What you should do: Return every record verbatim.

_ _ _ _

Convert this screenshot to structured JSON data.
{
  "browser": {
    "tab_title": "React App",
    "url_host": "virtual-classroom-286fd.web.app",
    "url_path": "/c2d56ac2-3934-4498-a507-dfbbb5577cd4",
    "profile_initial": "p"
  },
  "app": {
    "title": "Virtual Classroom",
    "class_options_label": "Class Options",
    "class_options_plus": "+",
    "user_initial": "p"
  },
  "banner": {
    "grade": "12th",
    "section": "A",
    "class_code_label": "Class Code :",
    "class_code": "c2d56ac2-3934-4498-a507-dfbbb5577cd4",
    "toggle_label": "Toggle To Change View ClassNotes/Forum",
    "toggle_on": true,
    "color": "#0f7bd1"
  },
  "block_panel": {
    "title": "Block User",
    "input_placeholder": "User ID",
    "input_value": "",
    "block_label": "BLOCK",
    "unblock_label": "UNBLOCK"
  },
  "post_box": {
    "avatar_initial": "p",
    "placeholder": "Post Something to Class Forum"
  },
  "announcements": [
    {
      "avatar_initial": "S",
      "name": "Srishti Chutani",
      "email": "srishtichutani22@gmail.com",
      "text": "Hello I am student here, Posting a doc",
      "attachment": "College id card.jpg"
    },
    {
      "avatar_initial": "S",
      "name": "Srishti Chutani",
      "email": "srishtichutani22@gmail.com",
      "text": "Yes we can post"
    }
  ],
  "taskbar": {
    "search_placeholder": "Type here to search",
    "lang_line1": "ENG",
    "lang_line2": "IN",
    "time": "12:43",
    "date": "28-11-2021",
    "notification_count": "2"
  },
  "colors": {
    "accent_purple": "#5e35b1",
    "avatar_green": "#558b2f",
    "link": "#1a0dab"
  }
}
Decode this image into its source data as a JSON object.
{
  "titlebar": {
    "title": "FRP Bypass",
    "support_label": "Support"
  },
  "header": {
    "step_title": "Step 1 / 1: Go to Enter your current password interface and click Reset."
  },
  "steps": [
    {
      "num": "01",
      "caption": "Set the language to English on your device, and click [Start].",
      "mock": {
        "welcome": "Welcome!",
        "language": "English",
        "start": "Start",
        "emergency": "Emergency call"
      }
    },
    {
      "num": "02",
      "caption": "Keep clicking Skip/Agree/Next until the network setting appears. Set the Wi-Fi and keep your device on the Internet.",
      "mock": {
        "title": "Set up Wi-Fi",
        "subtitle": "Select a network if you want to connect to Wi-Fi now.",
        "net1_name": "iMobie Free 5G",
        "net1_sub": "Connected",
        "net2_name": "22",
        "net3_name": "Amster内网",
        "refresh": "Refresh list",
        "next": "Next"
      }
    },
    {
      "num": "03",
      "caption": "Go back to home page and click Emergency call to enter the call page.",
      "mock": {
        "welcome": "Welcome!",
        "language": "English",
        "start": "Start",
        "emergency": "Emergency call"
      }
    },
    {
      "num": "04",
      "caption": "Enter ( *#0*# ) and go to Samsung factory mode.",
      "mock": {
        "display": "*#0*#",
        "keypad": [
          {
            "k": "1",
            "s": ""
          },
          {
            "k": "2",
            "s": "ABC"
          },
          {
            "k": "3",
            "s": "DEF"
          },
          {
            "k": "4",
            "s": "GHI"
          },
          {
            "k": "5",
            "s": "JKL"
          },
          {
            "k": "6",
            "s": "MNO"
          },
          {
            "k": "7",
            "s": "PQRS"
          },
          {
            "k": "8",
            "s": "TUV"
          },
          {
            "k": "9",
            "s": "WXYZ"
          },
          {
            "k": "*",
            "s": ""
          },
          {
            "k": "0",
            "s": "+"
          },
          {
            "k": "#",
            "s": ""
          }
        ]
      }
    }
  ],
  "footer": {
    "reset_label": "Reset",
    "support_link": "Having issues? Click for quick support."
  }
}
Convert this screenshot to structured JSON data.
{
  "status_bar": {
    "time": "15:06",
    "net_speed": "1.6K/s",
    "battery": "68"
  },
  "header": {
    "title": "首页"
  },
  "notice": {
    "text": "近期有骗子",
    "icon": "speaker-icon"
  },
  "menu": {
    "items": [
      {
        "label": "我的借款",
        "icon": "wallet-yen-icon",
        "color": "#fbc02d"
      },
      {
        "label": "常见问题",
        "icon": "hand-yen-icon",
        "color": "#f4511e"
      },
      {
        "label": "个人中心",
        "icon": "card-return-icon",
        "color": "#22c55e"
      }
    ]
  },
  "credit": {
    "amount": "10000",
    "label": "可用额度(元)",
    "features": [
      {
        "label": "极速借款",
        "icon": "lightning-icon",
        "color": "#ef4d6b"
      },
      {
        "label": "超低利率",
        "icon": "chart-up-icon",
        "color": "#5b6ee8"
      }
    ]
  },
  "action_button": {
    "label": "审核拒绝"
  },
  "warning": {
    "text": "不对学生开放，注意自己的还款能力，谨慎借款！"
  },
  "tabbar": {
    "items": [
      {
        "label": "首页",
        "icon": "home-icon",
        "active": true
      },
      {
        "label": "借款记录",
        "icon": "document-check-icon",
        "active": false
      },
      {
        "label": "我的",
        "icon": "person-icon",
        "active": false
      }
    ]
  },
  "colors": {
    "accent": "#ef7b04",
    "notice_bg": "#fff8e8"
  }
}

_ _ _ _

Task solution:
Convert this screenshot to structured JSON data.
{
  "browser": {
    "tab_title": "React App",
    "url_host": "virtual-classroom-286fd.web.app",
    "url_path": "/c2d56ac2-3934-4498-a507-dfbbb5577cd4",
    "profile_initial": "p"
  },
  "app": {
    "title": "Virtual Classroom",
    "class_options_label": "Class Options",
    "class_options_plus": "+",
    "user_initial": "p"
  },
  "banner": {
    "grade": "12th",
    "section": "A",
    "class_code_label": "Class Code :",
    "class_code": "c2d56ac2-3934-4498-a507-dfbbb5577cd4",
    "toggle_label": "Toggle To Change View ClassNotes/Forum",
    "toggle_on": true,
    "color": "#0f7bd1"
  },
  "block_panel": {
    "title": "Block User",
    "input_placeholder": "User ID",
    "input_value": "",
    "block_label": "BLOCK",
    "unblock_label": "UNBLOCK"
  },
  "post_box": {
    "avatar_initial": "p",
    "placeholder": "Post Something to Class Forum"
  },
  "announcements": [
    {
      "avatar_initial": "S",
      "name": "Srishti Chutani",
      "email": "srishtichutani22@gmail.com",
      "text": "Hello I am student here, Posting a doc",
      "attachment": "College id card.jpg"
    },
    {
      "avatar_initial": "S",
      "name": "Srishti Chutani",
      "email": "srishtichutani22@gmail.com",
      "text": "Yes we can post"
    }
  ],
  "taskbar": {
    "search_placeholder": "Type here to search",
    "lang_line1": "ENG",
    "lang_line2": "IN",
    "time": "12:43",
    "date": "28-11-2021",
    "notification_count": "2"
  },
  "colors": {
    "accent_purple": "#5e35b1",
    "avatar_green": "#558b2f",
    "link": "#1a0dab"
  }
}
Decode this image into its source data as a JSON object.
{
  "titlebar": {
    "title": "FRP Bypass",
    "support_label": "Support"
  },
  "header": {
    "step_title": "Step 1 / 1: Go to Enter your current password interface and click Reset."
  },
  "steps": [
    {
      "num": "01",
      "caption": "Set the language to English on your device, and click [Start].",
      "mock": {
        "welcome": "Welcome!",
        "language": "English",
        "start": "Start",
        "emergency": "Emergency call"
      }
    },
    {
      "num": "02",
      "caption": "Keep clicking Skip/Agree/Next until the network setting appears. Set the Wi-Fi and keep your device on the Internet.",
      "mock": {
        "title": "Set up Wi-Fi",
        "subtitle": "Select a network if you want to connect to Wi-Fi now.",
        "net1_name": "iMobie Free 5G",
        "net1_sub": "Connected",
        "net2_name": "22",
        "net3_name": "Amster内网",
        "refresh": "Refresh list",
        "next": "Next"
      }
    },
    {
      "num": "03",
      "caption": "Go back to home page and click Emergency call to enter the call page.",
      "mock": {
        "welcome": "Welcome!",
        "language": "English",
        "start": "Start",
        "emergency": "Emergency call"
      }
    },
    {
      "num": "04",
      "caption": "Enter ( *#0*# ) and go to Samsung factory mode.",
      "mock": {
        "display": "*#0*#",
        "keypad": [
          {
            "k": "1",
            "s": ""
          },
          {
            "k": "2",
            "s": "ABC"
          },
          {
            "k": "3",
            "s": "DEF"
          },
          {
            "k": "4",
            "s": "GHI"
          },
          {
            "k": "5",
            "s": "JKL"
          },
          {
            "k": "6",
            "s": "MNO"
          },
          {
            "k": "7",
            "s": "PQRS"
          },
          {
            "k": "8",
            "s": "TUV"
          },
          {
            "k": "9",
            "s": "WXYZ"
          },
          {
            "k": "*",
            "s": ""
          },
          {
            "k": "0",
            "s": "+"
          },
          {
            "k": "#",
            "s": ""
          }
        ]
      }
    }
  ],
  "footer": {
    "reset_label": "Reset",
    "support_link": "Having issues? Click for quick support."
  }
}
Convert this screenshot to structured JSON data.
{
  "status_bar": {
    "time": "15:06",
    "net_speed": "1.6K/s",
    "battery": "68"
  },
  "header": {
    "title": "首页"
  },
  "notice": {
    "text": "近期有骗子",
    "icon": "speaker-icon"
  },
  "menu": {
    "items": [
      {
        "label": "我的借款",
        "icon": "wallet-yen-icon",
        "color": "#fbc02d"
      },
      {
        "label": "常见问题",
        "icon": "hand-yen-icon",
        "color": "#f4511e"
      },
      {
        "label": "个人中心",
        "icon": "card-return-icon",
        "color": "#22c55e"
      }
    ]
  },
  "credit": {
    "amount": "10000",
    "label": "可用额度(元)",
    "features": [
      {
        "label": "极速借款",
        "icon": "lightning-icon",
        "color": "#ef4d6b"
      },
      {
        "label": "超低利率",
        "icon": "chart-up-icon",
        "color": "#5b6ee8"
      }
    ]
  },
  "action_button": {
    "label": "审核拒绝"
  },
  "warning": {
    "text": "不对学生开放，注意自己的还款能力，谨慎借款！"
  },
  "tabbar": {
    "items": [
      {
        "label": "首页",
        "icon": "home-icon",
        "active": true
      },
      {
        "label": "借款记录",
        "icon": "document-check-icon",
        "active": false
      },
      {
        "label": "我的",
        "icon": "person-icon",
        "active": false
      }
    ]
  },
  "colors": {
    "accent": "#ef7b04",
    "notice_bg": "#fff8e8"
  }
}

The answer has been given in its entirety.